• [AIM]: Print the listing that follows, character for character.

• [ENTRIES SUPPLIED]:
* * * * * * *

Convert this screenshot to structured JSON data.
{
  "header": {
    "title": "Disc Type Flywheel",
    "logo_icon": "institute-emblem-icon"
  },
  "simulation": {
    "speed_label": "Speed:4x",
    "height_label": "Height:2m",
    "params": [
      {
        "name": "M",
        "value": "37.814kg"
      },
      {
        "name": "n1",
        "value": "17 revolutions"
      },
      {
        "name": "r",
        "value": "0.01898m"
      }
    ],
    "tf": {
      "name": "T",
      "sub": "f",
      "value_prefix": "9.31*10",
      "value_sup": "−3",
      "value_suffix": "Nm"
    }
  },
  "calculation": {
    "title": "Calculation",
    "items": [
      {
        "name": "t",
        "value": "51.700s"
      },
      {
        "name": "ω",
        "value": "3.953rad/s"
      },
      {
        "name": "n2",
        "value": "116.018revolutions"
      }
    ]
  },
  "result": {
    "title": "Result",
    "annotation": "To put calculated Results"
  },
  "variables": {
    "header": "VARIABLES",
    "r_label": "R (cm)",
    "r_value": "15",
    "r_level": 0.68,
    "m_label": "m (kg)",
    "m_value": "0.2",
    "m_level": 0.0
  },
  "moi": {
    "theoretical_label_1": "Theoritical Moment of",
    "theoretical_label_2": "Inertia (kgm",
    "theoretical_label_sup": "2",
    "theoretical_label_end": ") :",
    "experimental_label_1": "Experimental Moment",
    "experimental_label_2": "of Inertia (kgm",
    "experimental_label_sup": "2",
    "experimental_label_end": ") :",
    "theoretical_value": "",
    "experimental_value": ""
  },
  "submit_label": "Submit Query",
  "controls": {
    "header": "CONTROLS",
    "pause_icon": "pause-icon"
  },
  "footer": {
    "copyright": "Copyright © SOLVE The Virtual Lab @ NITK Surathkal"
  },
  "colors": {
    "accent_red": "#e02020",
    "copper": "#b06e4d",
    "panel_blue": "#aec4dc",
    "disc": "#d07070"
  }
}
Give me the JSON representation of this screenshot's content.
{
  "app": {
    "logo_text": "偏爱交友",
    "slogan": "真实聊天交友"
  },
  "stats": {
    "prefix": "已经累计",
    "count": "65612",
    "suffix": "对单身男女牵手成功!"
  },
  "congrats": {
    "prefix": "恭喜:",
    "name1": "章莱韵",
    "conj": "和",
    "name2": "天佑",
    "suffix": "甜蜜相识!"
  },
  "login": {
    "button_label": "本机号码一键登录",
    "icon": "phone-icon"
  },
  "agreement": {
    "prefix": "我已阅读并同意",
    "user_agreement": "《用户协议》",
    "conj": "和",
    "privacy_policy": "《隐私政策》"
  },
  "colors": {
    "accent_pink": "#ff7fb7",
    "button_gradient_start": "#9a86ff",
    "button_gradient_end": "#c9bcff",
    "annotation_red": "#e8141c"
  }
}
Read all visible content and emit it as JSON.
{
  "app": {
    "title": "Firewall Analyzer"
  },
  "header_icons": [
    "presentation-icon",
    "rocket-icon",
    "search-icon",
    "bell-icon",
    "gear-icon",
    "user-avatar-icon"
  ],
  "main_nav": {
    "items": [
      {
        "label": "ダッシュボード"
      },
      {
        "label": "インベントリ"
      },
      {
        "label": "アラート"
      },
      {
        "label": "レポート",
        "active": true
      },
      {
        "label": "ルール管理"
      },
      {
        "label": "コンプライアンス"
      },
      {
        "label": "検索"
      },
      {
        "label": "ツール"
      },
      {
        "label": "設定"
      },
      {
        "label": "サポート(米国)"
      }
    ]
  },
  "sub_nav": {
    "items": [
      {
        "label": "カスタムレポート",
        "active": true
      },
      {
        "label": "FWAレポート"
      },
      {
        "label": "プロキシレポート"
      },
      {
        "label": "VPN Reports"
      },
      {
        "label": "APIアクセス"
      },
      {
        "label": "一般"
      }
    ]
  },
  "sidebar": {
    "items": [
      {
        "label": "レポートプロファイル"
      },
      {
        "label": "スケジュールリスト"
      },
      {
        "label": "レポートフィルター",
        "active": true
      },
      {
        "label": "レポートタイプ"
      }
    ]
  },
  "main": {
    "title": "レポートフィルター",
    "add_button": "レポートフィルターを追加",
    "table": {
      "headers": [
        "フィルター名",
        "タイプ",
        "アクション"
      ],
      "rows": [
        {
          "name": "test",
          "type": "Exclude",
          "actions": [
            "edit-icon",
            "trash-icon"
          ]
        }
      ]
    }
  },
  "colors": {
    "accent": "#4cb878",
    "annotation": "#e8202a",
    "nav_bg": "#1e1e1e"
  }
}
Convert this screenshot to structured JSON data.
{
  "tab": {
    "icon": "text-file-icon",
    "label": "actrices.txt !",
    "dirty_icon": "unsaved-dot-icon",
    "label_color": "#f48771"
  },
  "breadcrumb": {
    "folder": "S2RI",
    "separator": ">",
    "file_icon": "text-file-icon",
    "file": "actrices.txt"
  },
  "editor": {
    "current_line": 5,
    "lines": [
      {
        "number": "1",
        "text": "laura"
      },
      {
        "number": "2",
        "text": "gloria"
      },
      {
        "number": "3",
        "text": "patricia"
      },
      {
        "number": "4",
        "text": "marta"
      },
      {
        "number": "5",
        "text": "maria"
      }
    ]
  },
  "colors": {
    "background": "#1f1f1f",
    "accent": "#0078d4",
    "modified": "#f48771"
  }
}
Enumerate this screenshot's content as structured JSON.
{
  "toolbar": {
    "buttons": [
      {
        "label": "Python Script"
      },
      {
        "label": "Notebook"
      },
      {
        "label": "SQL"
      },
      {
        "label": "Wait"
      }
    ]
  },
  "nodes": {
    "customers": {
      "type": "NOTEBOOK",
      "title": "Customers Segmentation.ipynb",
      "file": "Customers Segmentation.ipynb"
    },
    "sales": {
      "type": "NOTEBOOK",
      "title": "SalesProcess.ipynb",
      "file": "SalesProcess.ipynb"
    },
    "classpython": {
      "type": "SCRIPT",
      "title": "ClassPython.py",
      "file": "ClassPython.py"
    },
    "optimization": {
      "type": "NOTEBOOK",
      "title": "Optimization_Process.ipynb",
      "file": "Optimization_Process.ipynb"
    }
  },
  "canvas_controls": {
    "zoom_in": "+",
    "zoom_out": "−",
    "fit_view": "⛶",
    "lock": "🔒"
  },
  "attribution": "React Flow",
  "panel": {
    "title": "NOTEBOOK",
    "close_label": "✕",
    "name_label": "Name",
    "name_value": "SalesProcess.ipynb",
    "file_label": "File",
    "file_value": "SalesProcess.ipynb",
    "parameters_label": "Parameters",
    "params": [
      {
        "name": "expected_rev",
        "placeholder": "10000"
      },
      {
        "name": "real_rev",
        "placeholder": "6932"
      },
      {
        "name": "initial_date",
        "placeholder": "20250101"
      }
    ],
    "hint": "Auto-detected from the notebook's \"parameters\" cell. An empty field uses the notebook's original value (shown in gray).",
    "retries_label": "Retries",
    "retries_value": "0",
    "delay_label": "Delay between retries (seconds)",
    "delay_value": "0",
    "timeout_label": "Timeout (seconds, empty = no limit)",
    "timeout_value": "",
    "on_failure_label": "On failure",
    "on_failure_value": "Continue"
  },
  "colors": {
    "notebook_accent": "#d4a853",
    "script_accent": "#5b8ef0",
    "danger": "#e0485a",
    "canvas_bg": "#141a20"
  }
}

* * * * * * *

• [ANSWER]:
Convert this screenshot to structured JSON data.
{
  "header": {
    "title": "Disc Type Flywheel",
    "logo_icon": "institute-emblem-icon"
  },
  "simulation": {
    "speed_label": "Speed:4x",
    "height_label": "Height:2m",
    "params": [
      {
        "name": "M",
        "value": "37.814kg"
      },
      {
        "name": "n1",
        "value": "17 revolutions"
      },
      {
        "name": "r",
        "value": "0.01898m"
      }
    ],
    "tf": {
      "name": "T",
      "sub": "f",
      "value_prefix": "9.31*10",
      "value_sup": "−3",
      "value_suffix": "Nm"
    }
  },
  "calculation": {
    "title": "Calculation",
    "items": [
      {
        "name": "t",
        "value": "51.700s"
      },
      {
        "name": "ω",
        "value": "3.953rad/s"
      },
      {
        "name": "n2",
        "value": "116.018revolutions"
      }
    ]
  },
  "result": {
    "title": "Result",
    "annotation": "To put calculated Results"
  },
  "variables": {
    "header": "VARIABLES",
    "r_label": "R (cm)",
    "r_value": "15",
    "r_level": 0.68,
    "m_label": "m (kg)",
    "m_value": "0.2",
    "m_level": 0.0
  },
  "moi": {
    "theoretical_label_1": "Theoritical Moment of",
    "theoretical_label_2": "Inertia (kgm",
    "theoretical_label_sup": "2",
    "theoretical_label_end": ") :",
    "experimental_label_1": "Experimental Moment",
    "experimental_label_2": "of Inertia (kgm",
    "experimental_label_sup": "2",
    "experimental_label_end": ") :",
    "theoretical_value": "",
    "experimental_value": ""
  },
  "submit_label": "Submit Query",
  "controls": {
    "header": "CONTROLS",
    "pause_icon": "pause-icon"
  },
  "footer": {
    "copyright": "Copyright © SOLVE The Virtual Lab @ NITK Surathkal"
  },
  "colors": {
    "accent_red": "#e02020",
    "copper": "#b06e4d",
    "panel_blue": "#aec4dc",
    "disc": "#d07070"
  }
}
Give me the JSON representation of this screenshot's content.
{
  "app": {
    "logo_text": "偏爱交友",
    "slogan": "真实聊天交友"
  },
  "stats": {
    "prefix": "已经累计",
    "count": "65612",
    "suffix": "对单身男女牵手成功!"
  },
  "congrats": {
    "prefix": "恭喜:",
    "name1": "章莱韵",
    "conj": "和",
    "name2": "天佑",
    "suffix": "甜蜜相识!"
  },
  "login": {
    "button_label": "本机号码一键登录",
    "icon": "phone-icon"
  },
  "agreement": {
    "prefix": "我已阅读并同意",
    "user_agreement": "《用户协议》",
    "conj": "和",
    "privacy_policy": "《隐私政策》"
  },
  "colors": {
    "accent_pink": "#ff7fb7",
    "button_gradient_start": "#9a86ff",
    "button_gradient_end": "#c9bcff",
    "annotation_red": "#e8141c"
  }
}
Read all visible content and emit it as JSON.
{
  "app": {
    "title": "Firewall Analyzer"
  },
  "header_icons": [
    "presentation-icon",
    "rocket-icon",
    "search-icon",
    "bell-icon",
    "gear-icon",
    "user-avatar-icon"
  ],
  "main_nav": {
    "items": [
      {
        "label": "ダッシュボード"
      },
      {
        "label": "インベントリ"
      },
      {
        "label": "アラート"
      },
      {
        "label": "レポート",
        "active": true
      },
      {
        "label": "ルール管理"
      },
      {
        "label": "コンプライアンス"
      },
      {
        "label": "検索"
      },
      {
        "label": "ツール"
      },
      {
        "label": "設定"
      },
      {
        "label": "サポート(米国)"
      }
    ]
  },
  "sub_nav": {
    "items": [
      {
        "label": "カスタムレポート",
        "active": true
      },
      {
        "label": "FWAレポート"
      },
      {
        "label": "プロキシレポート"
      },
      {
        "label": "VPN Reports"
      },
      {
        "label": "APIアクセス"
      },
      {
        "label": "一般"
      }
    ]
  },
  "sidebar": {
    "items": [
      {
        "label": "レポートプロファイル"
      },
      {
        "label": "スケジュールリスト"
      },
      {
        "label": "レポートフィルター",
        "active": true
      },
      {
        "label": "レポートタイプ"
      }
    ]
  },
  "main": {
    "title": "レポートフィルター",
    "add_button": "レポートフィルターを追加",
    "table": {
      "headers": [
        "フィルター名",
        "タイプ",
        "アクション"
      ],
      "rows": [
        {
          "name": "test",
          "type": "Exclude",
          "actions": [
            "edit-icon",
            "trash-icon"
          ]
        }
      ]
    }
  },
  "colors": {
    "accent": "#4cb878",
    "annotation": "#e8202a",
    "nav_bg": "#1e1e1e"
  }
}
Convert this screenshot to structured JSON data.
{
  "tab": {
    "icon": "text-file-icon",
    "label": "actrices.txt !",
    "dirty_icon": "unsaved-dot-icon",
    "label_color": "#f48771"
  },
  "breadcrumb": {
    "folder": "S2RI",
    "separator": ">",
    "file_icon": "text-file-icon",
    "file": "actrices.txt"
  },
  "editor": {
    "current_line": 5,
    "lines": [
      {
        "number": "1",
        "text": "laura"
      },
      {
        "number": "2",
        "text": "gloria"
      },
      {
        "number": "3",
        "text": "patricia"
      },
      {
        "number": "4",
        "text": "marta"
      },
      {
        "number": "5",
        "text": "maria"
      }
    ]
  },
  "colors": {
    "background": "#1f1f1f",
    "accent": "#0078d4",
    "modified": "#f48771"
  }
}
Enumerate this screenshot's content as structured JSON.
{
  "toolbar": {
    "buttons": [
      {
        "label": "Python Script"
      },
      {
        "label": "Notebook"
      },
      {
        "label": "SQL"
      },
      {
        "label": "Wait"
      }
    ]
  },
  "nodes": {
    "customers": {
      "type": "NOTEBOOK",
      "title": "Customers Segmentation.ipynb",
      "file": "Customers Segmentation.ipynb"
    },
    "sales": {
      "type": "NOTEBOOK",
      "title": "SalesProcess.ipynb",
      "file": "SalesProcess.ipynb"
    },
    "classpython": {
      "type": "SCRIPT",
      "title": "ClassPython.py",
      "file": "ClassPython.py"
    },
    "optimization": {
      "type": "NOTEBOOK",
      "title": "Optimization_Process.ipynb",
      "file": "Optimization_Process.ipynb"
    }
  },
  "canvas_controls": {
    "zoom_in": "+",
    "zoom_out": "−",
    "fit_view": "⛶",
    "lock": "🔒"
  },
  "attribution": "React Flow",
  "panel": {
    "title": "NOTEBOOK",
    "close_label": "✕",
    "name_label": "Name",
    "name_value": "SalesProcess.ipynb",
    "file_label": "File",
    "file_value": "SalesProcess.ipynb",
    "parameters_label": "Parameters",
    "params": [
      {
        "name": "expected_rev",
        "placeholder": "10000"
      },
      {
        "name": "real_rev",
        "placeholder": "6932"
      },
      {
        "name": "initial_date",
        "placeholder": "20250101"
      }
    ],
    "hint": "Auto-detected from the notebook's \"parameters\" cell. An empty field uses the notebook's original value (shown in gray).",
    "retries_label": "Retries",
    "retries_value": "0",
    "delay_label": "Delay between retries (seconds)",
    "delay_value": "0",
    "timeout_label": "Timeout (seconds, empty = no limit)",
    "timeout_value": "",
    "on_failure_label": "On failure",
    "on_failure_value": "Continue"
  },
  "colors": {
    "notebook_accent": "#d4a853",
    "script_accent": "#5b8ef0",
    "danger": "#e0485a",
    "canvas_bg": "#141a20"
  }
}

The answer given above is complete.